** Start SUPPLIED RECORDS **
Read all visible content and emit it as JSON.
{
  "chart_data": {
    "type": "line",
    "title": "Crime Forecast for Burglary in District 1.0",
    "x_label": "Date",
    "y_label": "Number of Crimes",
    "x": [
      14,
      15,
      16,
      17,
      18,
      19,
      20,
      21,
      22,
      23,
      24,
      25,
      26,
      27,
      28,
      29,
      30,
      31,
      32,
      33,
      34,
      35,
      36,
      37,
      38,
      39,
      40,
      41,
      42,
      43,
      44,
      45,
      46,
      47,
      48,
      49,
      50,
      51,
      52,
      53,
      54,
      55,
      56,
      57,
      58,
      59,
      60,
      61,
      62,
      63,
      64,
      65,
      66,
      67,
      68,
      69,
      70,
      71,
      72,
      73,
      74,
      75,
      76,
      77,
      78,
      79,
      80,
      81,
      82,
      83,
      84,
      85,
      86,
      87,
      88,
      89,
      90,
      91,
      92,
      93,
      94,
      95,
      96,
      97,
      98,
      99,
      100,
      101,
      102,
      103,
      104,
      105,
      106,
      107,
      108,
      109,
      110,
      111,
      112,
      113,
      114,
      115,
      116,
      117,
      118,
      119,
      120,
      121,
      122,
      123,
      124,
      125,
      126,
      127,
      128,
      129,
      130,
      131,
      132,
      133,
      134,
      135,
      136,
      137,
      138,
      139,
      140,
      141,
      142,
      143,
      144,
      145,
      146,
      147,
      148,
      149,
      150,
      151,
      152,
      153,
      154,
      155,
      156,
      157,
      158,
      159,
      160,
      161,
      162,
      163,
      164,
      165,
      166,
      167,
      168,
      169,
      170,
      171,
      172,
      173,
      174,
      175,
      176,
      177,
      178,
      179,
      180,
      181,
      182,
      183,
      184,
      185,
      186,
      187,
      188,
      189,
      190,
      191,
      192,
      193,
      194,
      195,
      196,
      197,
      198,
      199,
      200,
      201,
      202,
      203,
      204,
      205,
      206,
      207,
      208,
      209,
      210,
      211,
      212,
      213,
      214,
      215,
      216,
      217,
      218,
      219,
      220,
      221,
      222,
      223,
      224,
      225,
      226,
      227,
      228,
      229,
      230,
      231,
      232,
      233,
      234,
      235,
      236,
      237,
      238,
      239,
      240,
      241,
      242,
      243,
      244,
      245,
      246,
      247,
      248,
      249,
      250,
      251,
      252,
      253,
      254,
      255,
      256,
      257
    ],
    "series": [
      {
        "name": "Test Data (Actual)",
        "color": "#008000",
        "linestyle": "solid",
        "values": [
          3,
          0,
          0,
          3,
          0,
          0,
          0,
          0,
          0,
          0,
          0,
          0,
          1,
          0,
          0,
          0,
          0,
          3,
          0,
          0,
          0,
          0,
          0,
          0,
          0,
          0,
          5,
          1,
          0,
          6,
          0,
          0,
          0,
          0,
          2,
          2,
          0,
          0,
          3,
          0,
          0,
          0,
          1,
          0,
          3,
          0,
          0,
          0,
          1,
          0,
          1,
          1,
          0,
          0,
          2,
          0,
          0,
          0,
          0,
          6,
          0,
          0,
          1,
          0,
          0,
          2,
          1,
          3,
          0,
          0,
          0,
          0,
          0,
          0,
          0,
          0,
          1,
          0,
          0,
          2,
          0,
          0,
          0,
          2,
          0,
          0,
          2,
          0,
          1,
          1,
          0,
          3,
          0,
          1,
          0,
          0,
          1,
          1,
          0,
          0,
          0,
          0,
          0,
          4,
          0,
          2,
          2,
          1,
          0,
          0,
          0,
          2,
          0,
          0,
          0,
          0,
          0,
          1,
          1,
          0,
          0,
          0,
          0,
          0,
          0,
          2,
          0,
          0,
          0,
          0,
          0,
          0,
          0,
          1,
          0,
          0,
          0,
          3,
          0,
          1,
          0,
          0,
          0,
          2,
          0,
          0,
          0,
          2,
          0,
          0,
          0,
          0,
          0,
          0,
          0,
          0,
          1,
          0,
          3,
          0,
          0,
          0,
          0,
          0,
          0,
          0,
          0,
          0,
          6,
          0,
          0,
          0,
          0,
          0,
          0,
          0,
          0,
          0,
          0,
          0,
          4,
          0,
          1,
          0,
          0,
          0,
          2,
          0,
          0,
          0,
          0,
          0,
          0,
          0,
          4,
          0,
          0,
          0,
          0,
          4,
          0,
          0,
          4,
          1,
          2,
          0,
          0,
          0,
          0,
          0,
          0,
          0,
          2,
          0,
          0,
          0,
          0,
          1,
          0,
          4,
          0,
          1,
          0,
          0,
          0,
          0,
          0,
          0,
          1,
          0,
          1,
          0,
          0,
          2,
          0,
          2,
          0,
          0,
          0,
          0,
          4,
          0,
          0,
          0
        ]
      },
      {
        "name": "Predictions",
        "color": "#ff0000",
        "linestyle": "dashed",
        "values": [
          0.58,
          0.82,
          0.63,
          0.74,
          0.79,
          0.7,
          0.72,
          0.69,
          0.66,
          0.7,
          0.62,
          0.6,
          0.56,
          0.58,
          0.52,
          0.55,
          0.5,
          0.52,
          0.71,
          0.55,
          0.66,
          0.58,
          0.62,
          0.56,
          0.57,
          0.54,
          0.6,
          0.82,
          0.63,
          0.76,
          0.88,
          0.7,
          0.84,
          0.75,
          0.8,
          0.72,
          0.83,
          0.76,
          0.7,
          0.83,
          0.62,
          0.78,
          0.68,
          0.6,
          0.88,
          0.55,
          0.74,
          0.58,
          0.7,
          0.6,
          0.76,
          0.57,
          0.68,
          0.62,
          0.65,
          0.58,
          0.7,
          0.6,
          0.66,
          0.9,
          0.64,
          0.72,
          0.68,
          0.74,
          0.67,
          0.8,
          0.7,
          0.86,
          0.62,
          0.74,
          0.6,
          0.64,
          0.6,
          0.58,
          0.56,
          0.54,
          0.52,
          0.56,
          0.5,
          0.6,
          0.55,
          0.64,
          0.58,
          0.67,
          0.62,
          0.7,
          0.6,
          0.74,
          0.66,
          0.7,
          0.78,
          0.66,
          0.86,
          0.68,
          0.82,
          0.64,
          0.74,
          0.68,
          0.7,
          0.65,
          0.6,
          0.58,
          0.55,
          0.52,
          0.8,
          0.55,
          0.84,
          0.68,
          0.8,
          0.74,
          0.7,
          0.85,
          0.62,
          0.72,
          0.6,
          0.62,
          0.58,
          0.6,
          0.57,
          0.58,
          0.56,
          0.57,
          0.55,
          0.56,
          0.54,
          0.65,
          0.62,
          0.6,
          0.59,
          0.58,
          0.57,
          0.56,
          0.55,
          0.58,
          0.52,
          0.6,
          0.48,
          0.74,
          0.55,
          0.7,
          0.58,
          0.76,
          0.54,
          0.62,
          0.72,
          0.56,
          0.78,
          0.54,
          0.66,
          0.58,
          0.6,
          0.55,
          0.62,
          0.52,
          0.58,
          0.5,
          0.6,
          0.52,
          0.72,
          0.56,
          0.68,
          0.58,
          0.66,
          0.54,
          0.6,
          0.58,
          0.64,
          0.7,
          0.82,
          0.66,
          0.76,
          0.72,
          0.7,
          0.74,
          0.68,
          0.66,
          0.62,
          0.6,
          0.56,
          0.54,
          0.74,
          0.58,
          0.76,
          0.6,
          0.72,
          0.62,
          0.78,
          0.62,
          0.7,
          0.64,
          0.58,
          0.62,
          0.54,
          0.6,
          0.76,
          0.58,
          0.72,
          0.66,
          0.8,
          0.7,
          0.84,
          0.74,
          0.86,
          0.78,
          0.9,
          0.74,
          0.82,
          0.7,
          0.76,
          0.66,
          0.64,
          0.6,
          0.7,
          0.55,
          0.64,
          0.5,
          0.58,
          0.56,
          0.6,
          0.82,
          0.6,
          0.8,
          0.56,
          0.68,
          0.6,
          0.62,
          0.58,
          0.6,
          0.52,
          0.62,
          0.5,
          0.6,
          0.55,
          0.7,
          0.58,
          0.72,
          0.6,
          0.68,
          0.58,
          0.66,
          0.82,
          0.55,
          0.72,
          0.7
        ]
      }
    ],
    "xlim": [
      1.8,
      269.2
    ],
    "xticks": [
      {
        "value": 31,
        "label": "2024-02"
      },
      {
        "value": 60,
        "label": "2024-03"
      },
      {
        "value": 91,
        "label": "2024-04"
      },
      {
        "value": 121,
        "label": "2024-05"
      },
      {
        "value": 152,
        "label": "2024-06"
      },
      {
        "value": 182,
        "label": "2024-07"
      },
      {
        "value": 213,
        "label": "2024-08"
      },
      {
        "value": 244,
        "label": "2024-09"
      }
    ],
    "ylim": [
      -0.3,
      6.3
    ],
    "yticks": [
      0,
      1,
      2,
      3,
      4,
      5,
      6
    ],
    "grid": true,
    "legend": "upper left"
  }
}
** End SUPPLIED RECORDS **
■ **SHORT TASK**: Each line in the listing above either holds the string "name" or does not; state how many do, giving the number only.

■ **FINISHED ANSWER**: 2